TAREAS Y EJERCICIOS →
**a.** Según el fragmento sobre palabra, incertidumbre y sentido, ¿por qué tanto el literato como el filósofo vuelven a tomar la tinta? Responde en una a tres oraciones.
**b.** Prosigue el fragmento sobre palabra, incertidumbre y sentido a partir de su última oración.

FRAGMENTO →
+ + + + + + +
¿Cómo fue Dios quedándose sordo y mudo y ausente,
irremediablemente atrás como la aurora?
¿Cómo a cualquier extremo al que volviera el rostro
me devolvía el suyo —absoluto— la nada?
Rosario Castellanos.
En la reflexión presente me guían tres ideas, expresas en el título: palabra, incertidumbre y sentido. La primera, escrita, literaria, inevitablemente filosófica por cuanto quien atisba el papel busca unificar su bagaje, ora intelectual, ora moral o imaginativo —incluso bajo la forma de una confusión asumida, pues le urge, admita o no, solucionar, aunque sea provisoriamente, aquel dejo angustiante que reconocerse sujeto cognoscente provoca—; el individuo que filosofa también requiere aclarar preguntas, de un modo más riguroso, claro, pero, al fin y a la postre, y al menos en la mayoría de los casos, tanto el literato como el filósofo retoman tinta muy seguramente porque un escrito jamás llena las urgencias comunicativas de los cambios persistentes que sensibilidad o razón atraviesan.
+ + + + + + +
EXTRACTOS DE ÍTEMS →

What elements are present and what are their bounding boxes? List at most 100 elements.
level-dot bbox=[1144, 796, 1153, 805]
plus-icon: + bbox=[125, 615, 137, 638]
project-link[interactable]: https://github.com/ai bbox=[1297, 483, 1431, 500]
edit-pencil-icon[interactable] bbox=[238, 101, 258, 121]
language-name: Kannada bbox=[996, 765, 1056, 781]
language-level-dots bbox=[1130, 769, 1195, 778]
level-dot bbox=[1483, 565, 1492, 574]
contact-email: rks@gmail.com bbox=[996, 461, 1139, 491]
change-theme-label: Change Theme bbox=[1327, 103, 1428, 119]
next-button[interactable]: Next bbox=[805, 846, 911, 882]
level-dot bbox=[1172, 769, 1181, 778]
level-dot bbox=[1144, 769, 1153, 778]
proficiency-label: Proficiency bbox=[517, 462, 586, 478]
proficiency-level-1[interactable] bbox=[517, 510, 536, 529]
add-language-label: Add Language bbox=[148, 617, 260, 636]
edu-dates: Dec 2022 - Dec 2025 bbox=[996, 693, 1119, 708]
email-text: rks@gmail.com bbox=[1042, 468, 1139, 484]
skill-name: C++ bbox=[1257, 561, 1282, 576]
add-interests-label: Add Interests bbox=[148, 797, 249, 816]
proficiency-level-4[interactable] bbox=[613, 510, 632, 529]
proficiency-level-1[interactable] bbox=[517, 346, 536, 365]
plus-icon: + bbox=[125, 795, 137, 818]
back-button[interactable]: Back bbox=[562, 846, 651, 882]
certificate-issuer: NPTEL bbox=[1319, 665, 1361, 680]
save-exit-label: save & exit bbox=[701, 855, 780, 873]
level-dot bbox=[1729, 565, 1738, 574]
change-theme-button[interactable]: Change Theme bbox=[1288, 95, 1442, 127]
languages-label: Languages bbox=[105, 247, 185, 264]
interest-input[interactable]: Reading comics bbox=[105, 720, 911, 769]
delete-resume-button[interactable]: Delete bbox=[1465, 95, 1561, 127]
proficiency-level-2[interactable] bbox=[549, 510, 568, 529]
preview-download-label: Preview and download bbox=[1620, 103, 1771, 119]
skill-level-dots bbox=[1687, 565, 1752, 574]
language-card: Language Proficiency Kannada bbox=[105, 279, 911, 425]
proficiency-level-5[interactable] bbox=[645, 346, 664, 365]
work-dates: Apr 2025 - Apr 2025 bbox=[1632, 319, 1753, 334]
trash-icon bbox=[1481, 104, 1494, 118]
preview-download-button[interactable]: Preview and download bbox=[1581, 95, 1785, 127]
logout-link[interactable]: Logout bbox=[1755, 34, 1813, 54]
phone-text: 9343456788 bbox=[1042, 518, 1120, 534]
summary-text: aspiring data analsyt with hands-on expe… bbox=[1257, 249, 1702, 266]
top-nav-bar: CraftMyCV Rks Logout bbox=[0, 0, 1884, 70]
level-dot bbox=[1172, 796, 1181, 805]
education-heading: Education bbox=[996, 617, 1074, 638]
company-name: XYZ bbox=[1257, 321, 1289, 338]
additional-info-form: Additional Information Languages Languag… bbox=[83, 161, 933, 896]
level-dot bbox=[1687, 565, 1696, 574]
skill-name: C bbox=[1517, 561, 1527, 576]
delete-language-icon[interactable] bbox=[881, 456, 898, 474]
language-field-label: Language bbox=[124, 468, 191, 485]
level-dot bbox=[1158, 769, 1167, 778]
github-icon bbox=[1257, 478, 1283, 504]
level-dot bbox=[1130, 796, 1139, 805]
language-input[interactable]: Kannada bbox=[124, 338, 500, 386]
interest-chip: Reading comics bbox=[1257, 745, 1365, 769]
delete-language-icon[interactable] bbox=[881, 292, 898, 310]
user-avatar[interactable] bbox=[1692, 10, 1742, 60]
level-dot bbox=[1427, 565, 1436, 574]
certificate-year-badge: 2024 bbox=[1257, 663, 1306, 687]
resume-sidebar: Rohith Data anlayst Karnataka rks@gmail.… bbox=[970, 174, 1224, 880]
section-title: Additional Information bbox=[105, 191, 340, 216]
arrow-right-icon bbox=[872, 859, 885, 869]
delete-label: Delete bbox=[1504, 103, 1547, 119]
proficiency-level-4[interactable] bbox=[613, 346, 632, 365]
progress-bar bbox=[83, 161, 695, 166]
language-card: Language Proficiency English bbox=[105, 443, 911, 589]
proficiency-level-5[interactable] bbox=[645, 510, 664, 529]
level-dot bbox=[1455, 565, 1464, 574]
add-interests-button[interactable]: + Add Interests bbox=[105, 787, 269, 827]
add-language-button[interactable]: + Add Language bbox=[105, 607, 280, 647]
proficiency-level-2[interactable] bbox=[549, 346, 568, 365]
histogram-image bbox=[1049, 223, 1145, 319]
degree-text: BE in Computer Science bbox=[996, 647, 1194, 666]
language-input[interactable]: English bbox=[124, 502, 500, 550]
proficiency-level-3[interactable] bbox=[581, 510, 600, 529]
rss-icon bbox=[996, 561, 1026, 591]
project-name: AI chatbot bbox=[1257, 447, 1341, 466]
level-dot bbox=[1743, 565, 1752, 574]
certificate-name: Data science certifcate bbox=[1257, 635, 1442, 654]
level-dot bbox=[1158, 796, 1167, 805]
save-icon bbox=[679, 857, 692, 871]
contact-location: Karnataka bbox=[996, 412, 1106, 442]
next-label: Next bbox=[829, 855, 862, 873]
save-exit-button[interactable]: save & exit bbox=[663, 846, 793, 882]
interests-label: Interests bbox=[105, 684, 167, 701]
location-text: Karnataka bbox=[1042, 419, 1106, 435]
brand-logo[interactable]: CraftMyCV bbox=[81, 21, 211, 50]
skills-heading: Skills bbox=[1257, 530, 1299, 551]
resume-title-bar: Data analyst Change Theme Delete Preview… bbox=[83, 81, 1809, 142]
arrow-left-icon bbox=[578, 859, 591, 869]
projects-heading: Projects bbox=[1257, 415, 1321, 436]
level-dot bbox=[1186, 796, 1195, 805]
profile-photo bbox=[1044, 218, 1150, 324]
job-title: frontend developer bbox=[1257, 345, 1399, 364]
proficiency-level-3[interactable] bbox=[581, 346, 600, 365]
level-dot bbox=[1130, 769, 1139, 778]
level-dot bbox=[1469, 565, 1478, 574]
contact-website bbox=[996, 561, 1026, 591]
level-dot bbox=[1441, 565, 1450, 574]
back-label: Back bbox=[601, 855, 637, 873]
+ + + + + + +
LISTA DE RESPUESTAS →
**a.** Muy seguramente la retoman porque un escrito jamás llena las urgencias comunicativas de los cambios persistentes que atraviesan la sensibilidad o la razón. Según el fragmento, esto ocurre al menos en la mayoría de los casos.

**b.**
Concerniente a los dos términos restantes, aunar lo incierto al sentido parece oxímoron; sin embargo, subyace un vínculo: durante mis años leyendo, sobre todo aventurándome a cuestionar —cuestionar tal vez a partir de aquel poema de Bertolt Brecht, Preguntas de un obrero que lee—, he puesto la duda cual impulso vital, a manera del can trazado por Kafka en Investigaciones de un perro, donde tal personaje nos relata: “(…) la simple visión de uno de mis semejantes perrunos, considerado de pronto de otra manera, me turbaba, me asustaba, dejándome indefenso y desesperado”; pues bien, llegó un punto cuando ya no fui capaz de ajustarme al sentido común, a la, siempre dogmática, religión, entre otros condicionamientos, puesto que al haberme reconocido lanzada a esa soledad mencionada por la académica Rivero Weber(1), destino esta de los que se rehúsan a vivir gregarios, existir con mala fe (mauvaise foi) (2), creyendo que toda mente aparece predeterminada y uno tiene que contentarse con ello, que existe una esencia aguardando ser descubierta, me resultó culposo; de modo que, más allá de adoptar indiferencia, percibí el compromiso emergente, que todavía lucho por enaltecer, ya que, pese a estar consciente de su importancia, nos topamos de continuo con levedades tentadoras, al estilo de un Tomás o una Teresa en la novela checa La insoportable levedad del ser, —por fortuna, Kundera, el autor, advirtió que “aquel que quiere permanentemente ‘llegar más alto’ tiene que contar con que algún día lo invadirá el vértigo”—.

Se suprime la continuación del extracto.